## [Direction]
Gather, from the data below, each line in which the word "Hamburg" occurs.

** start of Data shown **

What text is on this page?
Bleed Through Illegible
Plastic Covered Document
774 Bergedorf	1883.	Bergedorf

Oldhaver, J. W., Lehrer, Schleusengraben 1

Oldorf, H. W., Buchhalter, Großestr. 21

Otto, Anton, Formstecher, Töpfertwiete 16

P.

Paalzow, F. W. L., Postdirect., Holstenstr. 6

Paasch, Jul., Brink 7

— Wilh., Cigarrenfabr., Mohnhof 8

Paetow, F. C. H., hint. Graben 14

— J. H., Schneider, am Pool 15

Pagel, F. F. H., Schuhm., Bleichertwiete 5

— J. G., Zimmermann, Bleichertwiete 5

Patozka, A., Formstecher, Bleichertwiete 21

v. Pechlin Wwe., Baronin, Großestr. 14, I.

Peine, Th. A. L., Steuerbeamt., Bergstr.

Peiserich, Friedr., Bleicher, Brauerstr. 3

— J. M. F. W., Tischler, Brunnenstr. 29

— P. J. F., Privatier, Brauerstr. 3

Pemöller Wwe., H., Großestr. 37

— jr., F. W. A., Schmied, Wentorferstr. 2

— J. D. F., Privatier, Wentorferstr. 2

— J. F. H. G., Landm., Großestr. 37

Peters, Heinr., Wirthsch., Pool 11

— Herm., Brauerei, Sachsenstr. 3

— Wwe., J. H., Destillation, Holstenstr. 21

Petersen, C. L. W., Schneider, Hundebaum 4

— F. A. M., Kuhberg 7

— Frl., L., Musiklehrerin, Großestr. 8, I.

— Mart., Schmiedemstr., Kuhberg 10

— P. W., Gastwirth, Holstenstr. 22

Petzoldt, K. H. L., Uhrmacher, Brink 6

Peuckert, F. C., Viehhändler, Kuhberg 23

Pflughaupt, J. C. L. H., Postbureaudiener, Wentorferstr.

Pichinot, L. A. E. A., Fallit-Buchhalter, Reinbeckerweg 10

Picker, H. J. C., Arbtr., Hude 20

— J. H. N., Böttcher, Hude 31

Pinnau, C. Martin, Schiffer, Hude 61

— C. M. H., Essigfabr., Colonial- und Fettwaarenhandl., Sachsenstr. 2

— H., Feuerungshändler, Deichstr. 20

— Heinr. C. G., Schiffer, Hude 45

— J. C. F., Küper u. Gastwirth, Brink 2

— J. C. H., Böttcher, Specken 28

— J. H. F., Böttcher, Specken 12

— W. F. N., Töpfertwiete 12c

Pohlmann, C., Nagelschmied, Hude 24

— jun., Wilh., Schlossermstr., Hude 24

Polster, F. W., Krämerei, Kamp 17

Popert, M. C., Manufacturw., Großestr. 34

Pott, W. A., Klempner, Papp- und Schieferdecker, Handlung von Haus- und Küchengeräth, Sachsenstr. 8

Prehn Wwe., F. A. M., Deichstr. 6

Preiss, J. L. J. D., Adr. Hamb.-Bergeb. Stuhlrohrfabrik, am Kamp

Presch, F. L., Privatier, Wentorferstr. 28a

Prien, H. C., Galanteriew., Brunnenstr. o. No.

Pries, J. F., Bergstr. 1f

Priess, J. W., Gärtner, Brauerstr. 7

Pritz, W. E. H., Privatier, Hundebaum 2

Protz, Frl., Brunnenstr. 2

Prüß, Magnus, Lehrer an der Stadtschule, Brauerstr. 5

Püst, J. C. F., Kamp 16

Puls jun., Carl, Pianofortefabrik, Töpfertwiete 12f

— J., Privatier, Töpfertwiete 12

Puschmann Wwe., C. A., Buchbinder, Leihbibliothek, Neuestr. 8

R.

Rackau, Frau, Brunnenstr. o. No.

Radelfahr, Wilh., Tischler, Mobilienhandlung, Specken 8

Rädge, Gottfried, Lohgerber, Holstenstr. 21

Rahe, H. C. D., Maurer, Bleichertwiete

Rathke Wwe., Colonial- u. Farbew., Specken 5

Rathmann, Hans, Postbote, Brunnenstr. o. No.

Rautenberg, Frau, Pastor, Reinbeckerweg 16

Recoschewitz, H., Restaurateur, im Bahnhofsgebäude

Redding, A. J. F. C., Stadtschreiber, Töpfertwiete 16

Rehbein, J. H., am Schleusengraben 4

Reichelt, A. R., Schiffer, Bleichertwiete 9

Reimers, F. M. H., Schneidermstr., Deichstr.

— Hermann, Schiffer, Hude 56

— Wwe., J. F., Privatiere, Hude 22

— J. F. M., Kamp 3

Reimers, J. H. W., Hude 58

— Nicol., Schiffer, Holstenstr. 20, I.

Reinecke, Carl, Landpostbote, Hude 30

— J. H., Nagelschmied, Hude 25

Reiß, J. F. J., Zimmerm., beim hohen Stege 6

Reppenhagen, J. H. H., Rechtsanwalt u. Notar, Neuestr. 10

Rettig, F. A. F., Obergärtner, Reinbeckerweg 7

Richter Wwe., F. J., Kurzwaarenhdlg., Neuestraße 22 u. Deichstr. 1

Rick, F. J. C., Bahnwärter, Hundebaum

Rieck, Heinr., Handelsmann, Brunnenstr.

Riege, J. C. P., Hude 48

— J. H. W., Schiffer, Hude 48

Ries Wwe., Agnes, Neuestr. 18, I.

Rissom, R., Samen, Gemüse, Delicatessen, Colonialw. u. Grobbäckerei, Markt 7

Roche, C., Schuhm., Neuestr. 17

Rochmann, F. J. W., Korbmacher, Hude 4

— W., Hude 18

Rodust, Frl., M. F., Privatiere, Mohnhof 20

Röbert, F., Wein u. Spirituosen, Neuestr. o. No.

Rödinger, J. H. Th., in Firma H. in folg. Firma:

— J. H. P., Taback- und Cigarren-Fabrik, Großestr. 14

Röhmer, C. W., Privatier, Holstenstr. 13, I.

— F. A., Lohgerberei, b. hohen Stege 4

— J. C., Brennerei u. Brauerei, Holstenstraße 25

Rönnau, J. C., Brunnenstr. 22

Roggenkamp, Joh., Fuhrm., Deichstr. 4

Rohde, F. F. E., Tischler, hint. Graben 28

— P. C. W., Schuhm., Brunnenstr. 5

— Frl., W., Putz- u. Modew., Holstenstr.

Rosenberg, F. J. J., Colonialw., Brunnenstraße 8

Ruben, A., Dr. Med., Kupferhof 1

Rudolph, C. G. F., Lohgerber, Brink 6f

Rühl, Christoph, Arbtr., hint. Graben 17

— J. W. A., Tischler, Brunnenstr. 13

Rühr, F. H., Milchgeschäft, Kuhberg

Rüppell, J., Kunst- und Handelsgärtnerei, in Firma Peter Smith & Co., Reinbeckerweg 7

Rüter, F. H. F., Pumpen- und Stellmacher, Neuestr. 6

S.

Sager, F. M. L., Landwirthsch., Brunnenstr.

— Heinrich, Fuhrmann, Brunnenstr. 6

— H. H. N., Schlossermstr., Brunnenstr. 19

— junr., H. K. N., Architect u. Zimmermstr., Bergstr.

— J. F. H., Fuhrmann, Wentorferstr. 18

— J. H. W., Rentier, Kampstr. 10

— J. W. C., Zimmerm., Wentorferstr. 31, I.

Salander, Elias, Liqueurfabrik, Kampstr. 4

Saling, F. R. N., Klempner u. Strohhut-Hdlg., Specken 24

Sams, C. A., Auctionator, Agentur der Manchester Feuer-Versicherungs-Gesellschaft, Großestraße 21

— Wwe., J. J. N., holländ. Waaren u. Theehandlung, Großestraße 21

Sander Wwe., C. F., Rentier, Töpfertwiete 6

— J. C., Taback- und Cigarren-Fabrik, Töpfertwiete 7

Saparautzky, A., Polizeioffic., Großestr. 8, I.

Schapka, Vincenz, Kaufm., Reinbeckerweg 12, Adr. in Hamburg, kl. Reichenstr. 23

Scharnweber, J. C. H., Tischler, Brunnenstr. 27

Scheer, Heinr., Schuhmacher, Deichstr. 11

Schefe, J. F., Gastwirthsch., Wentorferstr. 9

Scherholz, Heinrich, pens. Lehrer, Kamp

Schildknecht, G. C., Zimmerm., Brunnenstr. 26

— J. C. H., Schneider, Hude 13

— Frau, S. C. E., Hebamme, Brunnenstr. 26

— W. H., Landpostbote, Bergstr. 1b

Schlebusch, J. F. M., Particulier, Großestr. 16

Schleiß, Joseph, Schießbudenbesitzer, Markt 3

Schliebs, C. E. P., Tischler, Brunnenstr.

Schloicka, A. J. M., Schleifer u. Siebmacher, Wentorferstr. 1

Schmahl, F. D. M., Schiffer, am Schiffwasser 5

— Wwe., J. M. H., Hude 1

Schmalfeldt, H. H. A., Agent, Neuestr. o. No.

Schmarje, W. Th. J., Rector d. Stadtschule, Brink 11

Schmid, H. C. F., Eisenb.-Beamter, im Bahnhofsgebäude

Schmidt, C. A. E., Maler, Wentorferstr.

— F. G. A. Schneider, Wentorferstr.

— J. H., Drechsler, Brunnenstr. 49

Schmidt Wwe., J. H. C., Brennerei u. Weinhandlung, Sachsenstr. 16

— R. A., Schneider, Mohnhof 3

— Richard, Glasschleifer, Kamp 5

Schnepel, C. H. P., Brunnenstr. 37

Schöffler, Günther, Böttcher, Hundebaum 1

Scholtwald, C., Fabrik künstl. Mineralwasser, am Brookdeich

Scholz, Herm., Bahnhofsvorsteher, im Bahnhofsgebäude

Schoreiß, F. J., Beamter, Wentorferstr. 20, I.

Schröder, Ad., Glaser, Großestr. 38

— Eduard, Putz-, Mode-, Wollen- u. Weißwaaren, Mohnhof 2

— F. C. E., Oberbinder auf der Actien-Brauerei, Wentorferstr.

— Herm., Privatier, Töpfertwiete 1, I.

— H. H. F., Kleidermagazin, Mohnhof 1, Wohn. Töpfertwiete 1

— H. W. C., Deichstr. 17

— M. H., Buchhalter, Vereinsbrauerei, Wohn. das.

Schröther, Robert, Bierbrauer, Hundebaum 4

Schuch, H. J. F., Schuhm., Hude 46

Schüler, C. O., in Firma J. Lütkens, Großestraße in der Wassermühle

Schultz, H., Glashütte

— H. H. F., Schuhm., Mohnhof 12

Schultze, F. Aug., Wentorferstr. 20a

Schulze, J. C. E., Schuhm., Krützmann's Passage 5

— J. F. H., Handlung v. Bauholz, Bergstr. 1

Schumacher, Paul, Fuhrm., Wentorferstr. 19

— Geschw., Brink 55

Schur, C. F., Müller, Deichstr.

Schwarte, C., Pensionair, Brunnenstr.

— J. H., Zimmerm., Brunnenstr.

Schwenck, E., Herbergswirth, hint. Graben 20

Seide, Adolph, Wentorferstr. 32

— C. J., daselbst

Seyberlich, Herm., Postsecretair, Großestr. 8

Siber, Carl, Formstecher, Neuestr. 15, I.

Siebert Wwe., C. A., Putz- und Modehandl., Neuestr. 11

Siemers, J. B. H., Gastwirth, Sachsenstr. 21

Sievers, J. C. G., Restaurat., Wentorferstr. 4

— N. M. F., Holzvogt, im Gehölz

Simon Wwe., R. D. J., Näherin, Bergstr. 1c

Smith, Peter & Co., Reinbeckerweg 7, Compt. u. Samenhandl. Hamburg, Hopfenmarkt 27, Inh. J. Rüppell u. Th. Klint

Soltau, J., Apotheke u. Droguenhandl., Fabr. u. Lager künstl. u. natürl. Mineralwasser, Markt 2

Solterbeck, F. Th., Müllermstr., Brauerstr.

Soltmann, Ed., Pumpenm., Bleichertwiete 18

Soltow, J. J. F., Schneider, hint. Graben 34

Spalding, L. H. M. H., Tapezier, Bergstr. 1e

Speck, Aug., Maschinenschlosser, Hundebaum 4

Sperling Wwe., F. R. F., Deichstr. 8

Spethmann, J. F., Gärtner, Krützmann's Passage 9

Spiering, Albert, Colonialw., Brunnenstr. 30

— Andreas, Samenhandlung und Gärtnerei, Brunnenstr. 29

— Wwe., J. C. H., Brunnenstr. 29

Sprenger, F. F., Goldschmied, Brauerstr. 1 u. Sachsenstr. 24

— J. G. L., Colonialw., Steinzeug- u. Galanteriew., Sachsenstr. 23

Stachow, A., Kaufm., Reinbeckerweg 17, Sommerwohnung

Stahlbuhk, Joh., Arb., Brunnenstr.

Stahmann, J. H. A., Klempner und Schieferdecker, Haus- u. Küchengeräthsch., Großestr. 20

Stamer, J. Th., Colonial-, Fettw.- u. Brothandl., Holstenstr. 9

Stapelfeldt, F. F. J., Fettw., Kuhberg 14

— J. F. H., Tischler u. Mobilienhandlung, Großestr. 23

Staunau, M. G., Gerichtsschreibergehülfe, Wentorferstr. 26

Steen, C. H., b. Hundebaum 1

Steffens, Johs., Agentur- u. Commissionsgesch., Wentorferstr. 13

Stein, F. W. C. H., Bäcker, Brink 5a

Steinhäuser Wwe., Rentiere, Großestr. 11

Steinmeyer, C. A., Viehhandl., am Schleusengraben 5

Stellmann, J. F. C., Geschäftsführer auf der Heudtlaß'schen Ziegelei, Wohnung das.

** end of Data shown **

## [Output below]
Schapka, Vincenz, Kaufm., Reinbeckerweg 12, Adr. in Hamburg, kl. Reichenstr. 23
Smith, Peter & Co., Reinbeckerweg 7, Compt. u. Samenhandl. Hamburg, Hopfenmarkt 27, Inh. J. Rüppell u. Th. Klint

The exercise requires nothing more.